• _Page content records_
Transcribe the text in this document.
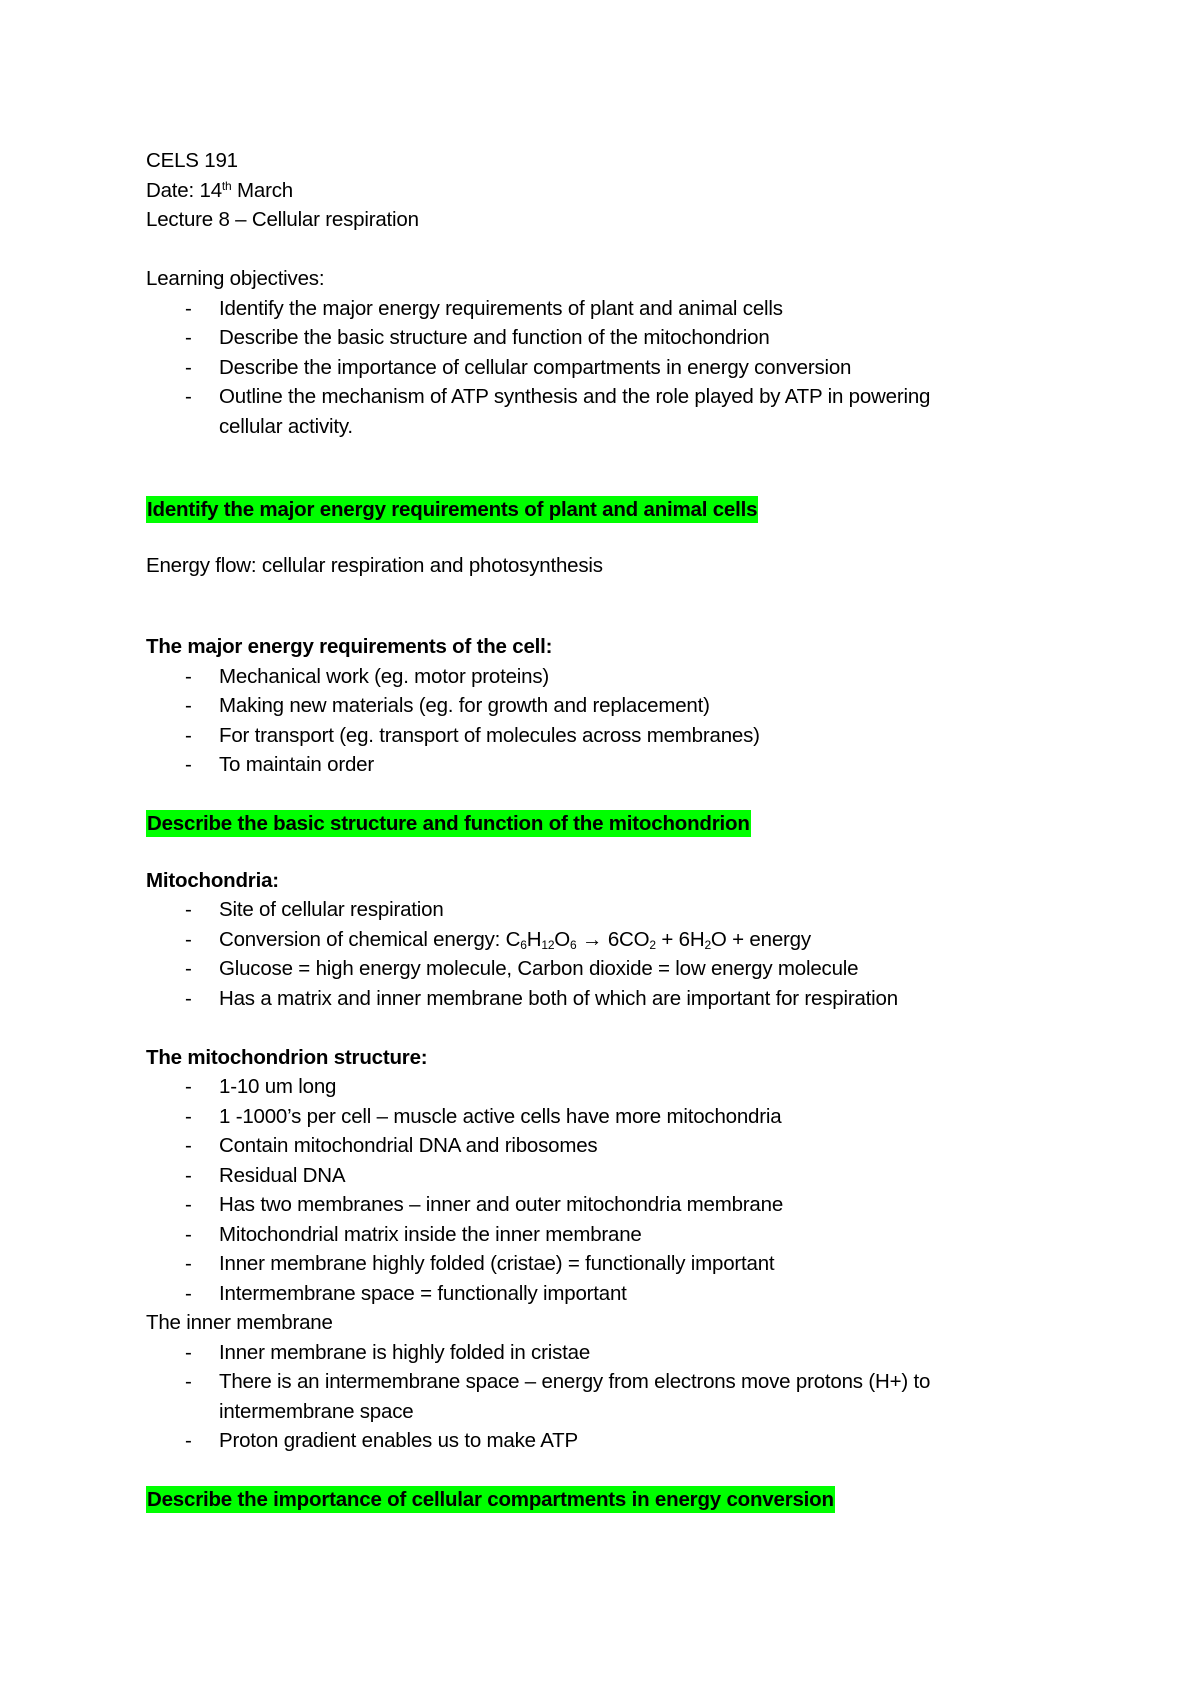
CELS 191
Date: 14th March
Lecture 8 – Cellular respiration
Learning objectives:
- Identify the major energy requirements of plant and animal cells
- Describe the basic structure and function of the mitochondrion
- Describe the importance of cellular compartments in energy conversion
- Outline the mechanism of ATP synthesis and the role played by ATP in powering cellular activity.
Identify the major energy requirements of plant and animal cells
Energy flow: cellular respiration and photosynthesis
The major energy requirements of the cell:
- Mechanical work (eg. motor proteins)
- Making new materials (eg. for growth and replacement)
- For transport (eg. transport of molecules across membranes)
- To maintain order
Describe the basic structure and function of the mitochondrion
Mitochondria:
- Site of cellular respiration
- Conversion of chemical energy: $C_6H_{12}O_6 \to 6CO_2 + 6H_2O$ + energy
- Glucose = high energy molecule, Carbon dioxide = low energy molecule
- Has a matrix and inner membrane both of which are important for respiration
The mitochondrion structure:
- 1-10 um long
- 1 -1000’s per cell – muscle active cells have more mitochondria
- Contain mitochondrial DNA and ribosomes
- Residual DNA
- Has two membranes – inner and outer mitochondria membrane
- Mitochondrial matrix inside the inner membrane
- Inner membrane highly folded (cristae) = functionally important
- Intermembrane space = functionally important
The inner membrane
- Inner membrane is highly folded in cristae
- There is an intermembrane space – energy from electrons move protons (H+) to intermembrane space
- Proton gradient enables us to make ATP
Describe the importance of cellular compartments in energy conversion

• _TASK REQUIREMENTS_
In the data above, how many lines hold the string "Identify"? Give the number by itself.

• _RESPONSE BOX_
2